== Prompt ==
Identify all lines of the data containing the string "area" and copy them.

== Items from a dataset ==

========================================================================

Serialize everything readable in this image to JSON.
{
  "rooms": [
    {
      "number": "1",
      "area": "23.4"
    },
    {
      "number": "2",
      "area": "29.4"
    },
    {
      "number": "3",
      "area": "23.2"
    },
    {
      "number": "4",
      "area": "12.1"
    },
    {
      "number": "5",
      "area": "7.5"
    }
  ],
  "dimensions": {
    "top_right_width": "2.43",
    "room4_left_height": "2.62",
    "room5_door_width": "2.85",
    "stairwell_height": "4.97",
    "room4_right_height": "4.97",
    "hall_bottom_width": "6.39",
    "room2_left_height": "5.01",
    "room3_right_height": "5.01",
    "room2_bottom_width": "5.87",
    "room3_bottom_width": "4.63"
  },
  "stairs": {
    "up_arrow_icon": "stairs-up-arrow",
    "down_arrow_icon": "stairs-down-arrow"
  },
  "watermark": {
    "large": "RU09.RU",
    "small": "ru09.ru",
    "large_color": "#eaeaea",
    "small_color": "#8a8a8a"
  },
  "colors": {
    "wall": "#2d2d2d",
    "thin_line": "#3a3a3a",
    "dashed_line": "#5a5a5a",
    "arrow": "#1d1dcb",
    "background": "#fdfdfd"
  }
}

========================================================================

== Finished task ==
      "area": "23.4"
      "area": "29.4"
      "area": "23.2"
      "area": "12.1"
      "area": "7.5"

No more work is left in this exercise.